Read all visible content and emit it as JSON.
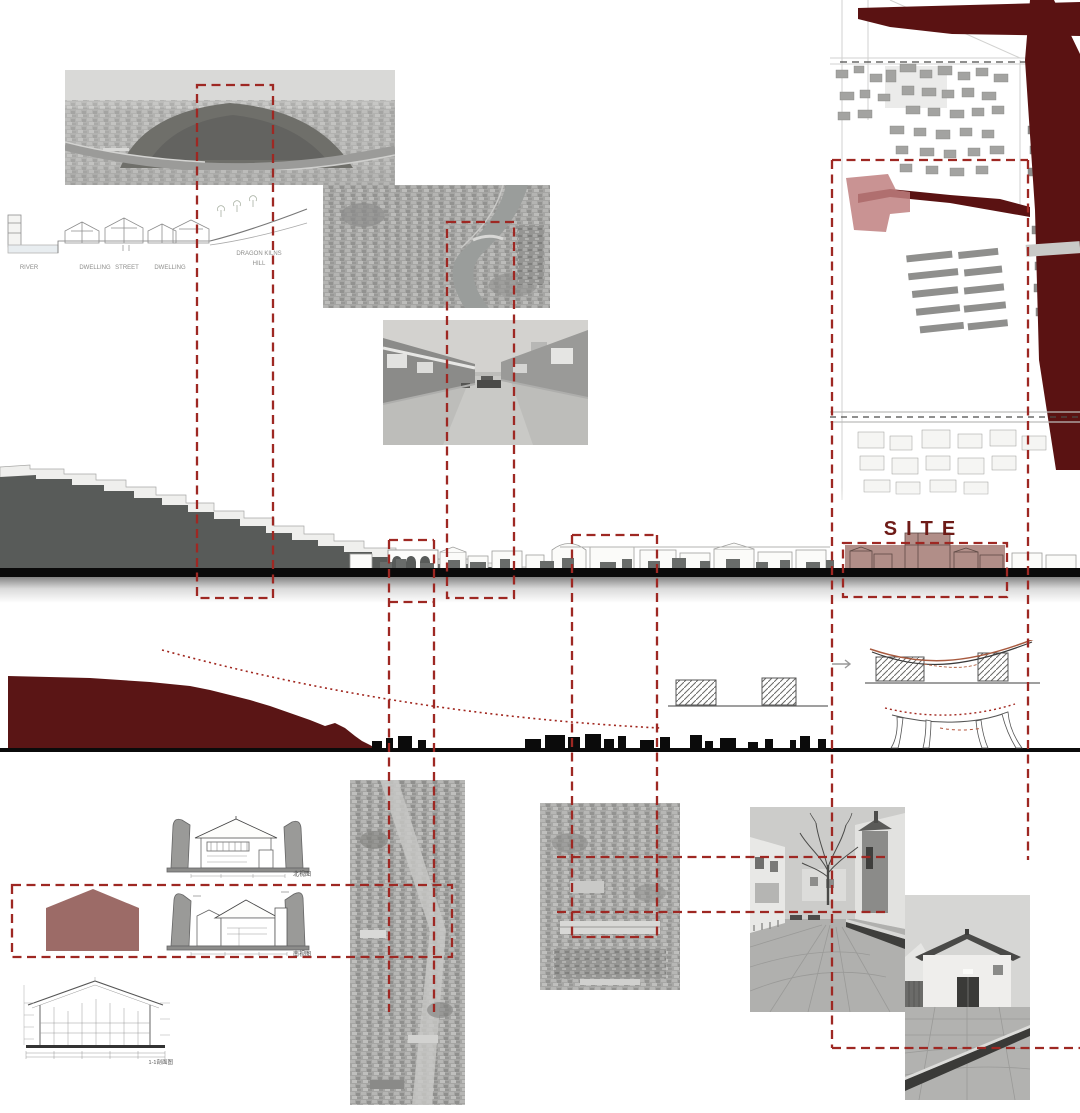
{
  "palette": {
    "maroon_water": "#5a1414",
    "maroon_hill": "#5a1515",
    "dash_red": "#9e2823",
    "dotted_red": "#a1271f",
    "site_fill": "#b18e88",
    "site_text_color": "#6e1b17",
    "hill_gray": "#585b59",
    "ink_black": "#0b0b0b",
    "house_red": "#9c6b67",
    "map_site_pink": "#c08080"
  },
  "section_labels": {
    "river": "RIVER",
    "dwelling_left": "DWELLING",
    "street": "STREET",
    "dwelling_right": "DWELLING",
    "hill_line1": "DRAGON KILNS",
    "hill_line2": "HILL"
  },
  "site_label": "SITE",
  "drawing_labels": {
    "north_elevation": "北视图",
    "south_elevation": "南视图",
    "section_detail": "1-1剖面图"
  }
}
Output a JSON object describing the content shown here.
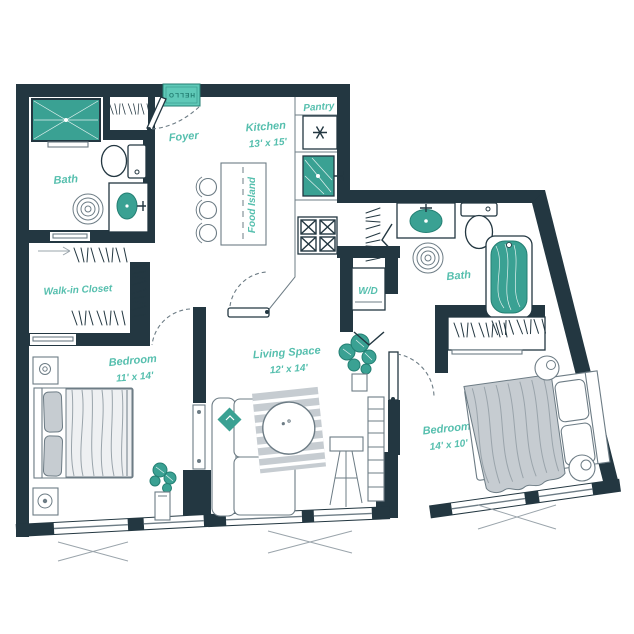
{
  "colors": {
    "wall": "#233741",
    "accent": "#3aa193",
    "accent-dark": "#247f73",
    "accent-light": "#5fc9b8",
    "label": "#56bfae",
    "line": "#6d7c85",
    "line2": "#9aa4ab",
    "furn": "#c6ccd1"
  },
  "plan": {
    "entry_mat": "HELLO",
    "foyer": {
      "name": "Foyer"
    },
    "kitchen": {
      "name": "Kitchen",
      "dims": "13' x 15'"
    },
    "pantry": {
      "name": "Pantry"
    },
    "island": {
      "name": "Food Island"
    },
    "bath_1": {
      "name": "Bath"
    },
    "walk_in_closet": {
      "name": "Walk-in Closet"
    },
    "bedroom_1": {
      "name": "Bedroom",
      "dims": "11' x 14'"
    },
    "living_space": {
      "name": "Living Space",
      "dims": "12' x 14'"
    },
    "washer_dryer": {
      "name": "W/D"
    },
    "bath_2": {
      "name": "Bath"
    },
    "bedroom_2": {
      "name": "Bedroom",
      "dims": "14' x 10'"
    }
  }
}
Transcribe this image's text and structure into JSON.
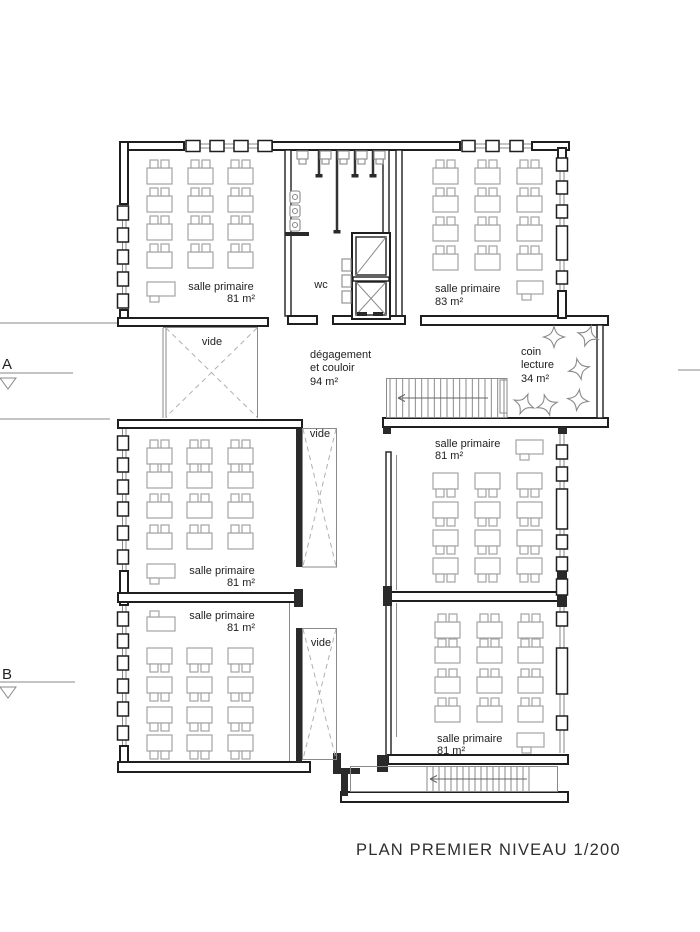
{
  "title": "PLAN PREMIER NIVEAU 1/200",
  "markers": [
    {
      "label": "A"
    },
    {
      "label": "B"
    }
  ],
  "rooms": [
    {
      "id": "salle-primaire-top-left",
      "name": "salle primaire",
      "area": "81 m²"
    },
    {
      "id": "wc",
      "name": "wc"
    },
    {
      "id": "salle-primaire-top-right",
      "name": "salle primaire",
      "area": "83 m²"
    },
    {
      "id": "degagement-couloir",
      "name_line1": "dégagement",
      "name_line2": "et couloir",
      "area": "94 m²"
    },
    {
      "id": "coin-lecture",
      "name_line1": "coin",
      "name_line2": "lecture",
      "area": "34 m²"
    },
    {
      "id": "salle-primaire-mid-left",
      "name": "salle primaire",
      "area": "81 m²"
    },
    {
      "id": "salle-primaire-mid-right",
      "name": "salle primaire",
      "area": "81 m²"
    },
    {
      "id": "salle-primaire-bottom-left",
      "name": "salle primaire",
      "area": "81 m²"
    },
    {
      "id": "salle-primaire-bottom-right",
      "name": "salle primaire",
      "area": "81 m²"
    },
    {
      "id": "vide-upper",
      "name": "vide"
    },
    {
      "id": "vide-mid",
      "name": "vide"
    },
    {
      "id": "vide-lower",
      "name": "vide"
    }
  ],
  "colors": {
    "wall": "#1f1f1f",
    "furniture": "#a3a3a3",
    "text": "#222222"
  }
}
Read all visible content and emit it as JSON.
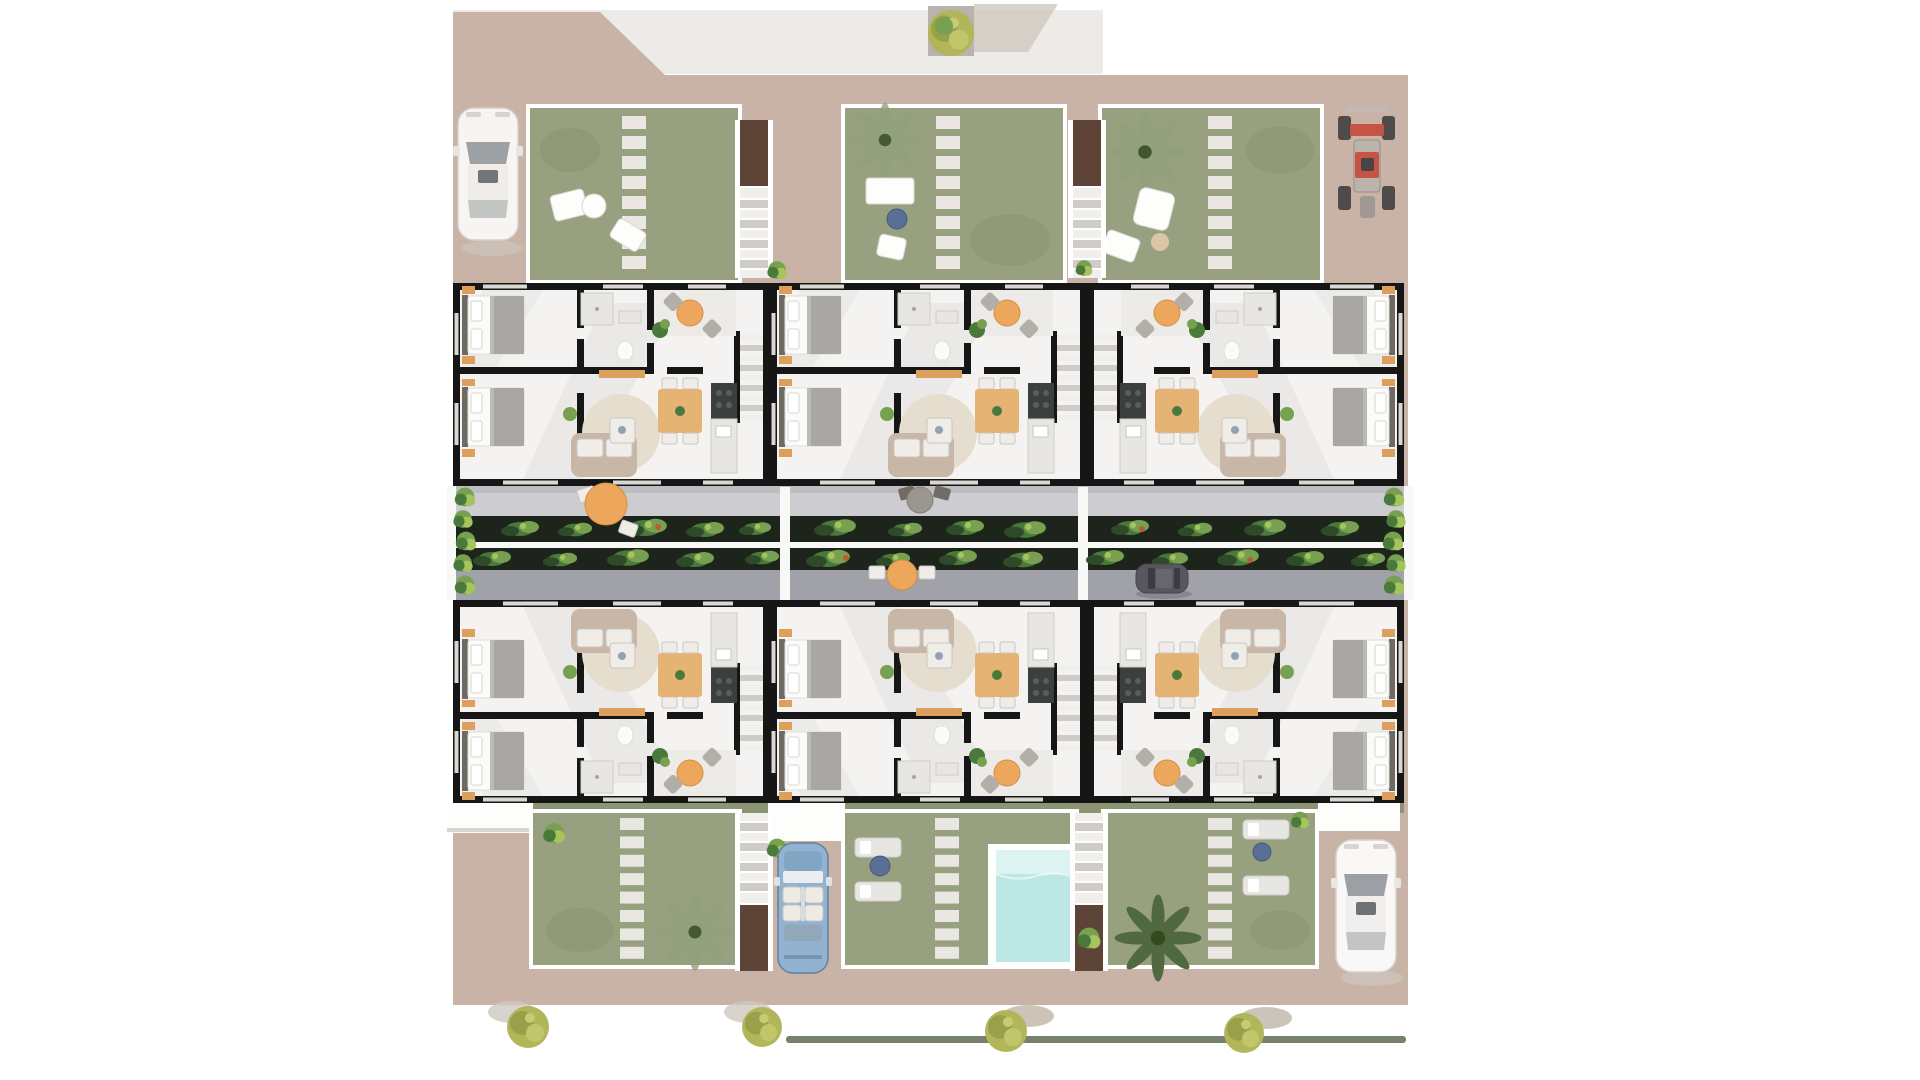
{
  "site": {
    "type": "residential-development-floor-plan",
    "building_rows": 2,
    "apartment_units_per_row": 3,
    "apartment_units_total": 6,
    "gardens_top": 3,
    "gardens_bottom": 3,
    "bedrooms_per_unit": 2,
    "staircases": 4,
    "pool_count": 1,
    "vehicles": [
      {
        "name": "white-car-top-left",
        "color_key": "white_car"
      },
      {
        "name": "red-quad-top-right",
        "color_key": "red"
      },
      {
        "name": "dark-car-central-street",
        "color_key": "dark_car"
      },
      {
        "name": "blue-convertible-bottom-center",
        "color_key": "blue_car"
      },
      {
        "name": "white-car-bottom-right",
        "color_key": "white_car"
      }
    ],
    "amenities": [
      "central-pedestrian-street",
      "street-planters",
      "terraces-with-tables",
      "stepping-stone-paths",
      "sun-loungers",
      "swimming-pool"
    ],
    "vegetation": [
      "top-street-tree",
      "garden-palms",
      "street-planter-shrubs",
      "boundary-bushes",
      "four-yellow-green-trees-bottom",
      "bottom-hedge-line"
    ]
  },
  "colors": {
    "bg": "#ffffff",
    "sidewalk": "#edebe7",
    "tan": "#c9b2a6",
    "garden": "#97a17f",
    "garden_dark": "#87926c",
    "frame": "#ffffff",
    "stone": "#eae7e2",
    "wall": "#161616",
    "floor": "#f4f3f1",
    "street_light": "#cdccd1",
    "street_dark": "#a0a1a9",
    "planter": "#1d241b",
    "divider": "#f8f8f7",
    "hedge": "#8b9573",
    "hedge_dark": "#5e6b53",
    "pool": "#bce7e4",
    "pool_light": "#dcf3f1",
    "orange": "#eda75c",
    "wood": "#e5b474",
    "sofa": "#c8b7a6",
    "rug": "#e5decf",
    "cushion": "#f0ede8",
    "kitchen": "#3b403f",
    "counter": "#e8e6e2",
    "bed_white": "#fbfbfa",
    "bed_blanket": "#a9a7a4",
    "headboard": "#6e6962",
    "nightstand": "#dca05c",
    "chair_gray": "#b3afa8",
    "chair_dark": "#716d66",
    "table_gray": "#9b978f",
    "white_car": "#fcfcfb",
    "car_glass": "#9aa0a4",
    "car_line": "#d9d7d3",
    "blue_car": "#8fb4d4",
    "blue_car_dark": "#5d7f9e",
    "dark_car": "#57575d",
    "red": "#c64434",
    "wheel": "#3a3a3a",
    "palm": "#51693f",
    "palm_faded": "#93a07c",
    "plant_a": "#4a7a3b",
    "plant_b": "#77a050",
    "plant_c": "#a5c45e",
    "tree": "#b2b65b",
    "tree_dark": "#99a04a",
    "shadow": "#cfc8c1",
    "blue_table": "#5a6f96",
    "patio": "#fdfdfc",
    "patio_line": "#d9d6d1",
    "stair_brown": "#5e4436",
    "tread": "#f1efec",
    "tread_gap": "#cfccc7",
    "planter_gray": "#b9b3ad"
  }
}
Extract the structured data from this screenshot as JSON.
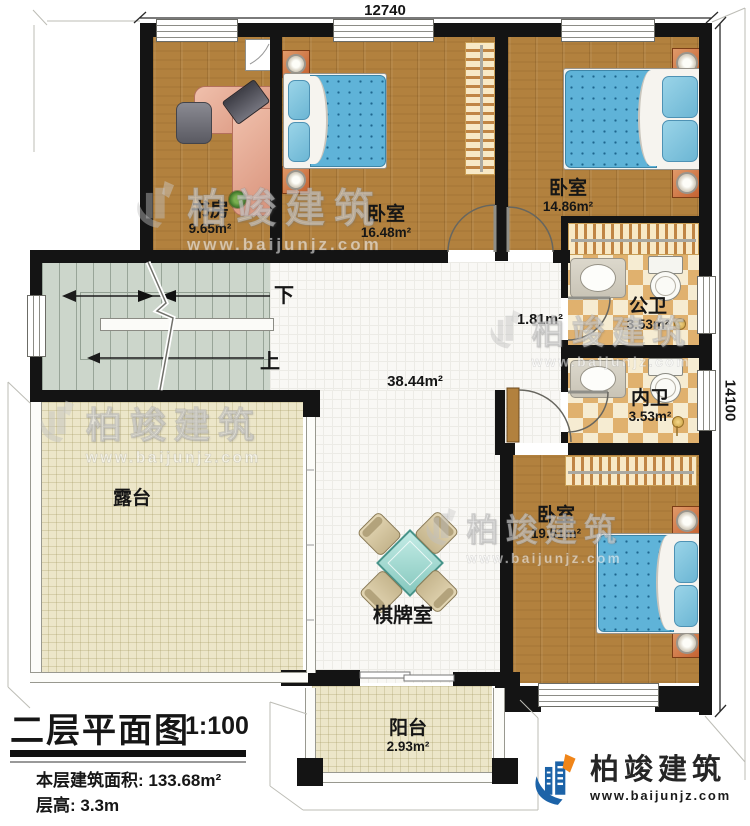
{
  "plan": {
    "dim_top": "12740",
    "dim_right": "14100",
    "stair_down": "下",
    "stair_up": "上",
    "hall_area": "38.44m²",
    "corridor_area": "1.81m²",
    "rooms": {
      "study": {
        "name": "书房",
        "area": "9.65m²"
      },
      "bedroom_top": {
        "name": "卧室",
        "area": "16.48m²"
      },
      "bedroom_right": {
        "name": "卧室",
        "area": "14.86m²"
      },
      "bedroom_bottom": {
        "name": "卧室",
        "area": "19.51m²"
      },
      "public_bath": {
        "name": "公卫",
        "area": "3.53m²"
      },
      "private_bath": {
        "name": "内卫",
        "area": "3.53m²"
      },
      "terrace": {
        "name": "露台"
      },
      "game_room": {
        "name": "棋牌室"
      },
      "balcony": {
        "name": "阳台",
        "area": "2.93m²"
      }
    }
  },
  "title_block": {
    "title": "二层平面图",
    "scale": "1:100",
    "area_line": "本层建筑面积: 133.68m²",
    "height_line": "层高: 3.3m"
  },
  "brand": {
    "name": "柏竣建筑",
    "url": "www.baijunjz.com"
  },
  "watermark": {
    "name": "柏竣建筑",
    "url": "www.baijunjz.com"
  },
  "colors": {
    "wall": "#141414",
    "wood": "#b2813e",
    "accent_blue": "#1c63a8",
    "accent_orange": "#f08519",
    "bed": "#5fb3d8",
    "stair": "#ccd6cb"
  }
}
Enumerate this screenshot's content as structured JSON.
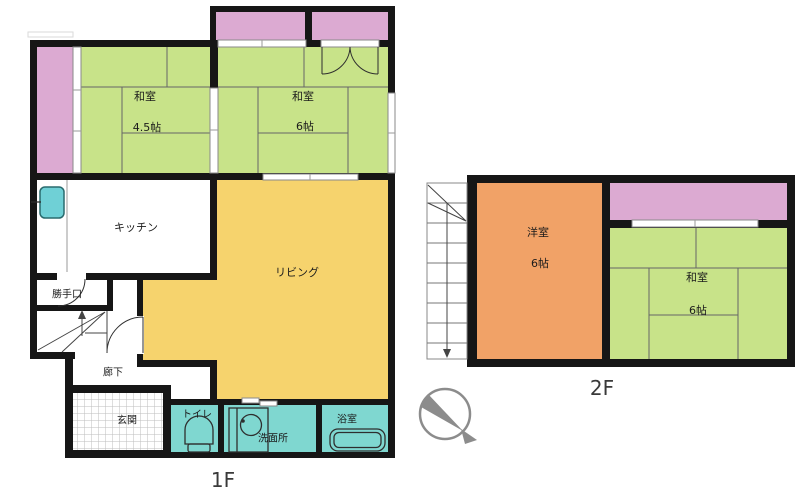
{
  "title": "floor-plan",
  "floor1": {
    "label": "1F",
    "washitsu45": {
      "name": "和室",
      "size": "4.5帖"
    },
    "washitsu6": {
      "name": "和室",
      "size": "6帖"
    },
    "kitchen": "キッチン",
    "living": "リビング",
    "backdoor": "勝手口",
    "hallway": "廊下",
    "entrance": "玄関",
    "toilet": "トイレ",
    "washroom": "洗面所",
    "bathroom": "浴室"
  },
  "floor2": {
    "label": "2F",
    "western": {
      "name": "洋室",
      "size": "6帖"
    },
    "washitsu6": {
      "name": "和室",
      "size": "6帖"
    }
  },
  "colors": {
    "tatami_green": "#c8e389",
    "veranda_pink": "#dcaad2",
    "living_yellow": "#f6d36d",
    "western_orange": "#f1a267",
    "wet_area_teal": "#7fd7d0",
    "sink_teal": "#6fd0d6",
    "wall_black": "#161616"
  },
  "icons": {
    "compass": "north-arrow-compass",
    "toilet": "toilet-icon",
    "washbasin": "washbasin-icon",
    "bathtub": "bathtub-icon",
    "kitchen_sink": "kitchen-sink-icon",
    "stairs_1f": "stairs-up-arrow",
    "stairs_2f": "stairs-down-arrow"
  }
}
######
◆ WORK TO COMPLETE ◆
Where a line in the material above holds "content", copy that line.

◆ WRITTEN ANSWER ◆
Read all visible content and emit it as JSON.
Output a JSON object describing the content shown here.
Read all visible content and emit it as JSON.
Enumerate this screenshot's content as structured JSON.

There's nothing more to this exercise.